### RECORDS PROVIDED
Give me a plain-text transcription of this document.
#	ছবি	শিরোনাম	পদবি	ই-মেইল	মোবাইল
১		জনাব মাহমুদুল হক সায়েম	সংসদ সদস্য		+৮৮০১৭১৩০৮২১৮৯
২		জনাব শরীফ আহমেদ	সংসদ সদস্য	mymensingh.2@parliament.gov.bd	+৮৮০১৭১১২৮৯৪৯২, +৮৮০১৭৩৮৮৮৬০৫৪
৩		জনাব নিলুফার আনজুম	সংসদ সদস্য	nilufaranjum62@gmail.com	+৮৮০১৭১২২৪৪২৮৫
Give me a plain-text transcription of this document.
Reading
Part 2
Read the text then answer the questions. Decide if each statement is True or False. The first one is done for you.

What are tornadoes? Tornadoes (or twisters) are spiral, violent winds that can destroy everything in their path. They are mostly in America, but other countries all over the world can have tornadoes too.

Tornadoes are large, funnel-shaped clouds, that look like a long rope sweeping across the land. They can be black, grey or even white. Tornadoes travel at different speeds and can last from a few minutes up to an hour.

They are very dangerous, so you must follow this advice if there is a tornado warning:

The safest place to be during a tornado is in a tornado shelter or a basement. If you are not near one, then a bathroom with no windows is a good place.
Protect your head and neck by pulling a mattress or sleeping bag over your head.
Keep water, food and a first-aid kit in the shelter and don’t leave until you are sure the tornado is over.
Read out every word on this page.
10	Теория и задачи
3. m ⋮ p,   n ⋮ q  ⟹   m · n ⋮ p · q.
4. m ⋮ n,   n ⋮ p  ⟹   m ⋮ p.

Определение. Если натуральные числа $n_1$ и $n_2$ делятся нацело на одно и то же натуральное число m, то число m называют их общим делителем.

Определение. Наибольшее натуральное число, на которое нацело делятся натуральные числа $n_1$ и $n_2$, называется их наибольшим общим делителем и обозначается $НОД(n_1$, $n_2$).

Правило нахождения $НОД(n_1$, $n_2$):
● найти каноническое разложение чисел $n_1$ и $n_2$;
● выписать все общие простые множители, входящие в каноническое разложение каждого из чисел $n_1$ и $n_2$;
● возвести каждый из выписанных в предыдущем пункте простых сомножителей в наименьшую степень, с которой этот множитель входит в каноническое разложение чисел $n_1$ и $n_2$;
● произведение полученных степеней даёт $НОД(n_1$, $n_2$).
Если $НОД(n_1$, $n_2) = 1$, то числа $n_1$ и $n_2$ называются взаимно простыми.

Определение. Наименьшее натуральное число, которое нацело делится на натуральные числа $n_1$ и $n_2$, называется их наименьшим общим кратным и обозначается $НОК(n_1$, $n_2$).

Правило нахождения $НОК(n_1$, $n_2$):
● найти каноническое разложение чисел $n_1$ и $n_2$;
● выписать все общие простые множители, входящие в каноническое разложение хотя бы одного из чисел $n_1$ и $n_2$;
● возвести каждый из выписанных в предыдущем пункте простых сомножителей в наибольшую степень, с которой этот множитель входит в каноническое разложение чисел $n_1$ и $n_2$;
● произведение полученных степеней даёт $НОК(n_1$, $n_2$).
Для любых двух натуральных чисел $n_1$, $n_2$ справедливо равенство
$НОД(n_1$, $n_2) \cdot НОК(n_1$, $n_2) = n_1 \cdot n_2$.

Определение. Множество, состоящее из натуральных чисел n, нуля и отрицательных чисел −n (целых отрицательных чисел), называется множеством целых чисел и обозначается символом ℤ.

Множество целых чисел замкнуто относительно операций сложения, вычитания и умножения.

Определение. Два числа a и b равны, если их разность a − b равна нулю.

### THE EXERCISE
Check every line of the data above for the string "натуральных", and copy those that have it.

### RESPONSE
Для любых двух натуральных чисел $n_1$, $n_2$ справедливо равенство
Определение. Множество, состоящее из натуральных чисел n, нуля и отрицательных чисел −n (целых отрицательных чисел), называется множеством целых чисел и обозначается символом ℤ.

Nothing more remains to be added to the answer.